Count the lines below that contain the word "icon", and reply with only that number.

** begin **

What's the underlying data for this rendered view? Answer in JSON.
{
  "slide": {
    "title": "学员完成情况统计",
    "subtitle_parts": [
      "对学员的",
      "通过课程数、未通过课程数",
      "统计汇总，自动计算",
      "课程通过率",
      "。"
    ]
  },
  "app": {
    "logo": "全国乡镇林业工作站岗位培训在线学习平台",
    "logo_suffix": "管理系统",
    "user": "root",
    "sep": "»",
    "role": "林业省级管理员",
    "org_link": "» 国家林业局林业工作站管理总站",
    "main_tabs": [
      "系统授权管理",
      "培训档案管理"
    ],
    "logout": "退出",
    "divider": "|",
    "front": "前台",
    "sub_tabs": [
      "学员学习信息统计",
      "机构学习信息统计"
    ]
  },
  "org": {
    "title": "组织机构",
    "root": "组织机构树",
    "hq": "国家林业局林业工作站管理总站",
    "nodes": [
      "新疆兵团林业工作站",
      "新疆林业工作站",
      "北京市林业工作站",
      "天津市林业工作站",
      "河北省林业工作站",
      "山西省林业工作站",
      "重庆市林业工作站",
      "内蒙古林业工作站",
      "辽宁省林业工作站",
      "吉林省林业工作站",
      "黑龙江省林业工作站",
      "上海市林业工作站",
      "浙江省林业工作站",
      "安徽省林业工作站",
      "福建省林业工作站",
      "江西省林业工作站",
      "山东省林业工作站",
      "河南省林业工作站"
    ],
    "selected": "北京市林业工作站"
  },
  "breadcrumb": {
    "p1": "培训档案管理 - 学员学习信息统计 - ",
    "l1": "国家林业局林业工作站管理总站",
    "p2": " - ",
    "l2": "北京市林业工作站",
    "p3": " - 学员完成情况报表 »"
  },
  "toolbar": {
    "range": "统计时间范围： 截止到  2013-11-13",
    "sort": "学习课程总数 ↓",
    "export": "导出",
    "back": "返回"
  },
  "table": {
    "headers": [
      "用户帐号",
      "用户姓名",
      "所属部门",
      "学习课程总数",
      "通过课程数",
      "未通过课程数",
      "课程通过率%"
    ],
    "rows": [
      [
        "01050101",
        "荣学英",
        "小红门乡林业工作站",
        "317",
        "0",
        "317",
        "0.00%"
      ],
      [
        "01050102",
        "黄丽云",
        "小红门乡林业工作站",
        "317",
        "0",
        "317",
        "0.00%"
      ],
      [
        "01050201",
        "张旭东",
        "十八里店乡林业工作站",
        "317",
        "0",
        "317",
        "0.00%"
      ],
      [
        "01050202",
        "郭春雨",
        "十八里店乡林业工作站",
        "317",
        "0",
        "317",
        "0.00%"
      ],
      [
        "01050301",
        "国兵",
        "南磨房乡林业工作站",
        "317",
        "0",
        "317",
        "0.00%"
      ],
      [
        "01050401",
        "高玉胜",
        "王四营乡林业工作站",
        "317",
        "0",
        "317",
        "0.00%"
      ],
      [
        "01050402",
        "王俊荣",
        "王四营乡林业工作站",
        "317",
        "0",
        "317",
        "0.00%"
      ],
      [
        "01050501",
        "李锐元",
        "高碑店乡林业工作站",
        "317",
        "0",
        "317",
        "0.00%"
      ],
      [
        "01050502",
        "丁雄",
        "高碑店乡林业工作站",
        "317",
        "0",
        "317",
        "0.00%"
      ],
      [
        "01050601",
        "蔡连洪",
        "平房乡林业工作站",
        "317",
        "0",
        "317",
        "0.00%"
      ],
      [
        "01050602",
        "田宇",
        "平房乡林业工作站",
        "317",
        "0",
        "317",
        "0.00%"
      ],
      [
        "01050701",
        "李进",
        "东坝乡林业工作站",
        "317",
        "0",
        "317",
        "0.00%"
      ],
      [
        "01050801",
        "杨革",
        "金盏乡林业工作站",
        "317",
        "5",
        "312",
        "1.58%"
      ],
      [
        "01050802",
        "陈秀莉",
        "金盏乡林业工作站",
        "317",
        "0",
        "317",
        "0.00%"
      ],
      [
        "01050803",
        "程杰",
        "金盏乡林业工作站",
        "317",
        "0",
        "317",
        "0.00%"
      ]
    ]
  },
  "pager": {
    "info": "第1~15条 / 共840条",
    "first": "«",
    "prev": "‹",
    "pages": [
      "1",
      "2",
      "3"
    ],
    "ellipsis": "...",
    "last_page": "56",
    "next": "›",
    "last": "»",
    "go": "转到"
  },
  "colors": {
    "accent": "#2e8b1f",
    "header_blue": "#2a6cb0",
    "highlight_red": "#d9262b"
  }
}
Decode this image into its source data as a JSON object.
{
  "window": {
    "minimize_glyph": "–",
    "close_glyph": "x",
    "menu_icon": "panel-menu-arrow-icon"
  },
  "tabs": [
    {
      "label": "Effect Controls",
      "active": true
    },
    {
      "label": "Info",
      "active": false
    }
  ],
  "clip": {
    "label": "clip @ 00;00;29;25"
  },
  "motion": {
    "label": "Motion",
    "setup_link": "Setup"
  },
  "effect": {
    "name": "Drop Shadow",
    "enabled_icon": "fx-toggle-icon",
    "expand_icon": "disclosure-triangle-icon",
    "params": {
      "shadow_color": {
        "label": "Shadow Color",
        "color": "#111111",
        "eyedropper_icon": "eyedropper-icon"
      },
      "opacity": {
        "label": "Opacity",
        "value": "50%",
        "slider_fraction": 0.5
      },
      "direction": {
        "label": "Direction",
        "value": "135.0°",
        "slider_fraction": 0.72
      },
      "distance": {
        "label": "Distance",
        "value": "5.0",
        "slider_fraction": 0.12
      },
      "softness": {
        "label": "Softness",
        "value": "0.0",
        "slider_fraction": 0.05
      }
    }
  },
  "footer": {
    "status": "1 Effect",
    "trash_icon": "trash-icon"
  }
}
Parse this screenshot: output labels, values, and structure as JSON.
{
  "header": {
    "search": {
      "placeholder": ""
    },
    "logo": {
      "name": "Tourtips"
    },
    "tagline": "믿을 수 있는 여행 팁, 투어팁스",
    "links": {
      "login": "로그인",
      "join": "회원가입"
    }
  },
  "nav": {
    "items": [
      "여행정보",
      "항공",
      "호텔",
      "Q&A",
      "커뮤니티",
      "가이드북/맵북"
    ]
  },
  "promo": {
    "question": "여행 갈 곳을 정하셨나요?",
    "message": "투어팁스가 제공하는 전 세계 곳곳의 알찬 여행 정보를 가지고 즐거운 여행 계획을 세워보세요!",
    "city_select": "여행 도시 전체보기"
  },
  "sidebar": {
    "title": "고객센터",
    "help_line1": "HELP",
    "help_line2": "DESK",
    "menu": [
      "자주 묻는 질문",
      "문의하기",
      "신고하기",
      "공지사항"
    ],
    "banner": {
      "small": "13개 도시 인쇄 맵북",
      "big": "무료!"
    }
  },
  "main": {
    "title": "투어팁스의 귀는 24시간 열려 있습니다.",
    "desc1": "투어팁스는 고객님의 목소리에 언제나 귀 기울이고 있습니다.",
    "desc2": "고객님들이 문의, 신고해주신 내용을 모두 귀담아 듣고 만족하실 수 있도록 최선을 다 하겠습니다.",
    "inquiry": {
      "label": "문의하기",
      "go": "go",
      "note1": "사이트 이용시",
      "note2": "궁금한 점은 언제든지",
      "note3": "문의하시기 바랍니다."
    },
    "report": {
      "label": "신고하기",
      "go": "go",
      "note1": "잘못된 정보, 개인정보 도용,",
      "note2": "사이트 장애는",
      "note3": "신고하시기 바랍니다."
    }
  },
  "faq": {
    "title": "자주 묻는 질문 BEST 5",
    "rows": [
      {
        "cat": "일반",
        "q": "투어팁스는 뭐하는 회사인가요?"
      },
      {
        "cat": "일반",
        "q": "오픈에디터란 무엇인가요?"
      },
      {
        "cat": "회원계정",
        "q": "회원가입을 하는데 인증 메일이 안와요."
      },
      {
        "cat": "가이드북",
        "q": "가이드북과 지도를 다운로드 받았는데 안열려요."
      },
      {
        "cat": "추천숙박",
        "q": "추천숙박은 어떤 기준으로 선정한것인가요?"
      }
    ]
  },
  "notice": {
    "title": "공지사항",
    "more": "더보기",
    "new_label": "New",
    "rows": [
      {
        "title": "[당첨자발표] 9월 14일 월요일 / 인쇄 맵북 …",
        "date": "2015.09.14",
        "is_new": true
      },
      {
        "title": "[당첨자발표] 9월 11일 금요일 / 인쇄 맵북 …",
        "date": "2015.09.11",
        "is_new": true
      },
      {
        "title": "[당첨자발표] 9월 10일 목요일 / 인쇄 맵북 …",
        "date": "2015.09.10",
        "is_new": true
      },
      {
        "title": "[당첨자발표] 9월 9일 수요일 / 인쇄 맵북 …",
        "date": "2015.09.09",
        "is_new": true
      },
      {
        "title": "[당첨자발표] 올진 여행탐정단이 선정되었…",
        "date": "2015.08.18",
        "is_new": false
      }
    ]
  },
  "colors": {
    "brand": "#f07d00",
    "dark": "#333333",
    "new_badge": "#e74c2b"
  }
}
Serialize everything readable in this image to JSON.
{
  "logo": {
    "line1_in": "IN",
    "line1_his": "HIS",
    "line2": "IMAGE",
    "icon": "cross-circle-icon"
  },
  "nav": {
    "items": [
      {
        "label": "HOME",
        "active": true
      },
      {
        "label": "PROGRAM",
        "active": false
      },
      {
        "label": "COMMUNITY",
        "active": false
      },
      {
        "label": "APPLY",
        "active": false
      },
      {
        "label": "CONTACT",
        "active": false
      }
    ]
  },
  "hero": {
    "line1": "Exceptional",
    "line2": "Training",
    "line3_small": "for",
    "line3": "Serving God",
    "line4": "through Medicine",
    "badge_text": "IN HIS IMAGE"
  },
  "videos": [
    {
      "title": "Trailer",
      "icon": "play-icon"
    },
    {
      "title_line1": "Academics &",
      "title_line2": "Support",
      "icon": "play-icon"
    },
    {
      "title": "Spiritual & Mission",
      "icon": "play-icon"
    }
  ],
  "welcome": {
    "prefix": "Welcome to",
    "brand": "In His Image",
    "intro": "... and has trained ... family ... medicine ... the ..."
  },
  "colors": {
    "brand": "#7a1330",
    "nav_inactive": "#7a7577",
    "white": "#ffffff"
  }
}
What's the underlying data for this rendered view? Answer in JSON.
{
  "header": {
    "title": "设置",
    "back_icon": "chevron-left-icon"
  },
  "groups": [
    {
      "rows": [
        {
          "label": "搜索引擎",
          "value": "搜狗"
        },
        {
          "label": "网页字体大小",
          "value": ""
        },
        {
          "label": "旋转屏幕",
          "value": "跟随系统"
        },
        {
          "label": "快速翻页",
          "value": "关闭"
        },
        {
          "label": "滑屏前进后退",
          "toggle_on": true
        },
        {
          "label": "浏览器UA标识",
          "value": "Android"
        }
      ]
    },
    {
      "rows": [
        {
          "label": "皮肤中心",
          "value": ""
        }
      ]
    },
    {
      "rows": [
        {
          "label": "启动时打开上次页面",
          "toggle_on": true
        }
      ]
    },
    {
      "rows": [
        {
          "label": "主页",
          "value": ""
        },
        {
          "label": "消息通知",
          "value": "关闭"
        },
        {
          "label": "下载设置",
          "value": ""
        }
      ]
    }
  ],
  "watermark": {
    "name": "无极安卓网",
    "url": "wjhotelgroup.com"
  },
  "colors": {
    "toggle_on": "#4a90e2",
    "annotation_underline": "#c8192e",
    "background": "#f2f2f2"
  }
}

** end **

#### REPLY
10